::: Recorded data

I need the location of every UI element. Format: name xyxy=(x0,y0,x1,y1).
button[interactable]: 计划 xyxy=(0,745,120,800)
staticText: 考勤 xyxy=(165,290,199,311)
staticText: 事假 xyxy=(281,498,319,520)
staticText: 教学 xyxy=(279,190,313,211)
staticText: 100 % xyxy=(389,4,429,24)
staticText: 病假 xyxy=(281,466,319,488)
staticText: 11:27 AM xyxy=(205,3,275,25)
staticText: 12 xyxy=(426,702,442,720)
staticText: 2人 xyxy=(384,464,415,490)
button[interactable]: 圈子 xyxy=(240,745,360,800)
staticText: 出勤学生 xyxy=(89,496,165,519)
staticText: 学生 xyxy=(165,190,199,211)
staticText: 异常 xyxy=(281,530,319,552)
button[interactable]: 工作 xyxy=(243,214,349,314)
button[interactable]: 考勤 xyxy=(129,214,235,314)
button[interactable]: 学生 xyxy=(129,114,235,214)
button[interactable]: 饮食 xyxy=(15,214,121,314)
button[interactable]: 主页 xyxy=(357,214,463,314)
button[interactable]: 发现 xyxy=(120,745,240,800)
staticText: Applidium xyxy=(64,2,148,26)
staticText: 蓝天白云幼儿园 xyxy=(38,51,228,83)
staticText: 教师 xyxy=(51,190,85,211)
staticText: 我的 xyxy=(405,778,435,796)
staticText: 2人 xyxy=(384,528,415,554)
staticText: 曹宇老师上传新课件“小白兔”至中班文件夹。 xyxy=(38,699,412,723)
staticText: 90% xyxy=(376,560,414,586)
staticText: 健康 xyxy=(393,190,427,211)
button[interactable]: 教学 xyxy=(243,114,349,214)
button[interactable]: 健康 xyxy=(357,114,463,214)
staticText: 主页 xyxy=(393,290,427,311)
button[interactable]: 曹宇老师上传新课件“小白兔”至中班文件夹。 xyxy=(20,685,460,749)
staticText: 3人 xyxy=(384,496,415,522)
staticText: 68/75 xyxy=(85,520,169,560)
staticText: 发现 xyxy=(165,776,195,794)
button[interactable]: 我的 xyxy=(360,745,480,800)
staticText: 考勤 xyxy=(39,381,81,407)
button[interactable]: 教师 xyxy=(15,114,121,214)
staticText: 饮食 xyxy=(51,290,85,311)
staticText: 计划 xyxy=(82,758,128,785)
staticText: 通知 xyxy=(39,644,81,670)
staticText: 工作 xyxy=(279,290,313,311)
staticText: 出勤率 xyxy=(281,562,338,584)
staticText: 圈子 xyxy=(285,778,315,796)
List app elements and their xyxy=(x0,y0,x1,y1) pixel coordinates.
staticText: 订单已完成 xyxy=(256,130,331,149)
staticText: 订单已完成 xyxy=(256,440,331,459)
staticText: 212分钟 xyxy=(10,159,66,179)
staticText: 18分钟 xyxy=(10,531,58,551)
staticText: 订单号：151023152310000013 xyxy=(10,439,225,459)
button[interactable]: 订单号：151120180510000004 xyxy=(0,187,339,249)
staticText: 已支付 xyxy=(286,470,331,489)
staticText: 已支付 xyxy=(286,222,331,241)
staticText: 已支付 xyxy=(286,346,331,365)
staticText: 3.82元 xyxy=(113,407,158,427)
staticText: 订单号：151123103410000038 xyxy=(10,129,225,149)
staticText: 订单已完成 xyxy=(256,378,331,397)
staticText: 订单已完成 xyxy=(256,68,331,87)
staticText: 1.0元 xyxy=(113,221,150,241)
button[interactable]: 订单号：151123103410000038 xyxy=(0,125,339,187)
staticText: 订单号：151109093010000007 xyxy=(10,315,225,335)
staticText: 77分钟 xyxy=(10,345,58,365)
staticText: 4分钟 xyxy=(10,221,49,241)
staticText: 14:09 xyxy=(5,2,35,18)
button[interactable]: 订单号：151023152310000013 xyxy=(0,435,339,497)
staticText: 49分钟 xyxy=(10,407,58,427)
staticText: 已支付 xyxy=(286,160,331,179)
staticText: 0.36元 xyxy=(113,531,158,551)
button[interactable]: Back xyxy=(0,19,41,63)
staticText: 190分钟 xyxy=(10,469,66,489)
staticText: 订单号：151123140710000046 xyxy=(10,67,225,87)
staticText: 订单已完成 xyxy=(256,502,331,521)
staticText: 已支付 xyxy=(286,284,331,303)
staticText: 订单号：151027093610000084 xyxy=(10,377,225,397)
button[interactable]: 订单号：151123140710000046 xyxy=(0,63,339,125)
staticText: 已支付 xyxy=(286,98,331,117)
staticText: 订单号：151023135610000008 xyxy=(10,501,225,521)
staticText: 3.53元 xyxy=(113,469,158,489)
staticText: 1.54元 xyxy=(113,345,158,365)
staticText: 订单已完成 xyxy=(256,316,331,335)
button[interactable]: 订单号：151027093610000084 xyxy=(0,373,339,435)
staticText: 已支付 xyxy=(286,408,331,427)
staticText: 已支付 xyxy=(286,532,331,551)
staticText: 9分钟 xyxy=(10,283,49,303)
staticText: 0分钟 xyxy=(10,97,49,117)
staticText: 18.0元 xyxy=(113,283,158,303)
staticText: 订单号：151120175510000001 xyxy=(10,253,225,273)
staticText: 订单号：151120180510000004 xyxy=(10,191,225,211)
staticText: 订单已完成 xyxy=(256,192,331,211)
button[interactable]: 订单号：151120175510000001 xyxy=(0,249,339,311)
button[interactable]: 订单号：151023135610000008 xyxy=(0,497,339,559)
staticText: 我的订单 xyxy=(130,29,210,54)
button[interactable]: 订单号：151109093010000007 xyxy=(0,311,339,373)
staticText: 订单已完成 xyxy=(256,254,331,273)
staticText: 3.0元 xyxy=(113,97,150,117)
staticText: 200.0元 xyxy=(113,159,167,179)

::::::

(Requirements)
Please rewrite each line of the items above as a numbered list, omitting any blank lines.

(Exercise answer)
1. I need the location of every UI element. Format: name xyxy=(x0,y0,x1,y1).
2. button[interactable]: 计划 xyxy=(0,745,120,800)
3. staticText: 考勤 xyxy=(165,290,199,311)
4. staticText: 事假 xyxy=(281,498,319,520)
5. staticText: 教学 xyxy=(279,190,313,211)
6. staticText: 100 % xyxy=(389,4,429,24)
7. staticText: 病假 xyxy=(281,466,319,488)
8. staticText: 11:27 AM xyxy=(205,3,275,25)
9. staticText: 12 xyxy=(426,702,442,720)
10. staticText: 2人 xyxy=(384,464,415,490)
11. button[interactable]: 圈子 xyxy=(240,745,360,800)
12. staticText: 出勤学生 xyxy=(89,496,165,519)
13. staticText: 学生 xyxy=(165,190,199,211)
14. staticText: 异常 xyxy=(281,530,319,552)
15. button[interactable]: 工作 xyxy=(243,214,349,314)
16. button[interactable]: 考勤 xyxy=(129,214,235,314)
17. button[interactable]: 学生 xyxy=(129,114,235,214)
18. button[interactable]: 饮食 xyxy=(15,214,121,314)
19. button[interactable]: 主页 xyxy=(357,214,463,314)
20. button[interactable]: 发现 xyxy=(120,745,240,800)
21. staticText: Applidium xyxy=(64,2,148,26)
22. staticText: 蓝天白云幼儿园 xyxy=(38,51,228,83)
23. staticText: 教师 xyxy=(51,190,85,211)
24. staticText: 我的 xyxy=(405,778,435,796)
25. staticText: 2人 xyxy=(384,528,415,554)
26. staticText: 曹宇老师上传新课件“小白兔”至中班文件夹。 xyxy=(38,699,412,723)
27. staticText: 90% xyxy=(376,560,414,586)
28. staticText: 健康 xyxy=(393,190,427,211)
29. button[interactable]: 教学 xyxy=(243,114,349,214)
30. button[interactable]: 健康 xyxy=(357,114,463,214)
31. staticText: 主页 xyxy=(393,290,427,311)
32. button[interactable]: 曹宇老师上传新课件“小白兔”至中班文件夹。 xyxy=(20,685,460,749)
33. staticText: 3人 xyxy=(384,496,415,522)
34. staticText: 68/75 xyxy=(85,520,169,560)
35. staticText: 发现 xyxy=(165,776,195,794)
36. button[interactable]: 我的 xyxy=(360,745,480,800)
37. staticText: 考勤 xyxy=(39,381,81,407)
38. button[interactable]: 教师 xyxy=(15,114,121,214)
39. staticText: 饮食 xyxy=(51,290,85,311)
40. staticText: 计划 xyxy=(82,758,128,785)
41. staticText: 通知 xyxy=(39,644,81,670)
42. staticText: 工作 xyxy=(279,290,313,311)
43. staticText: 出勤率 xyxy=(281,562,338,584)
44. staticText: 圈子 xyxy=(285,778,315,796)
45. List app elements and their xyxy=(x0,y0,x1,y1) pixel coordinates.
46. staticText: 订单已完成 xyxy=(256,130,331,149)
47. staticText: 订单已完成 xyxy=(256,440,331,459)
48. staticText: 212分钟 xyxy=(10,159,66,179)
49. staticText: 18分钟 xyxy=(10,531,58,551)
50. staticText: 订单号：151023152310000013 xyxy=(10,439,225,459)
51. button[interactable]: 订单号：151120180510000004 xyxy=(0,187,339,249)
52. staticText: 已支付 xyxy=(286,470,331,489)
53. staticText: 已支付 xyxy=(286,222,331,241)
54. staticText: 已支付 xyxy=(286,346,331,365)
55. staticText: 3.82元 xyxy=(113,407,158,427)
56. staticText: 订单号：151123103410000038 xyxy=(10,129,225,149)
57. staticText: 订单已完成 xyxy=(256,378,331,397)
58. staticText: 订单已完成 xyxy=(256,68,331,87)
59. staticText: 1.0元 xyxy=(113,221,150,241)
60. button[interactable]: 订单号：151123103410000038 xyxy=(0,125,339,187)
61. staticText: 订单号：151109093010000007 xyxy=(10,315,225,335)
62. staticText: 77分钟 xyxy=(10,345,58,365)
63. staticText: 4分钟 xyxy=(10,221,49,241)
64. staticText: 14:09 xyxy=(5,2,35,18)
65. button[interactable]: 订单号：151023152310000013 xyxy=(0,435,339,497)
66. staticText: 49分钟 xyxy=(10,407,58,427)
67. staticText: 已支付 xyxy=(286,160,331,179)
68. staticText: 0.36元 xyxy=(113,531,158,551)
69. button[interactable]: Back xyxy=(0,19,41,63)
70. staticText: 190分钟 xyxy=(10,469,66,489)
71. staticText: 订单号：151123140710000046 xyxy=(10,67,225,87)
72. staticText: 订单已完成 xyxy=(256,502,331,521)
73. staticText: 已支付 xyxy=(286,284,331,303)
74. staticText: 订单号：151027093610000084 xyxy=(10,377,225,397)
75. button[interactable]: 订单号：151123140710000046 xyxy=(0,63,339,125)
76. staticText: 已支付 xyxy=(286,98,331,117)
77. staticText: 订单号：151023135610000008 xyxy=(10,501,225,521)
78. staticText: 3.53元 xyxy=(113,469,158,489)
79. staticText: 1.54元 xyxy=(113,345,158,365)
80. staticText: 订单已完成 xyxy=(256,316,331,335)
81. button[interactable]: 订单号：151027093610000084 xyxy=(0,373,339,435)
82. staticText: 已支付 xyxy=(286,408,331,427)
83. staticText: 已支付 xyxy=(286,532,331,551)
84. staticText: 9分钟 xyxy=(10,283,49,303)
85. staticText: 0分钟 xyxy=(10,97,49,117)
86. staticText: 18.0元 xyxy=(113,283,158,303)
87. staticText: 订单号：151120175510000001 xyxy=(10,253,225,273)
88. staticText: 订单号：151120180510000004 xyxy=(10,191,225,211)
89. staticText: 订单已完成 xyxy=(256,192,331,211)
90. button[interactable]: 订单号：151120175510000001 xyxy=(0,249,339,311)
91. button[interactable]: 订单号：151023135610000008 xyxy=(0,497,339,559)
92. staticText: 我的订单 xyxy=(130,29,210,54)
93. button[interactable]: 订单号：151109093010000007 xyxy=(0,311,339,373)
94. staticText: 订单已完成 xyxy=(256,254,331,273)
95. staticText: 3.0元 xyxy=(113,97,150,117)
96. staticText: 200.0元 xyxy=(113,159,167,179)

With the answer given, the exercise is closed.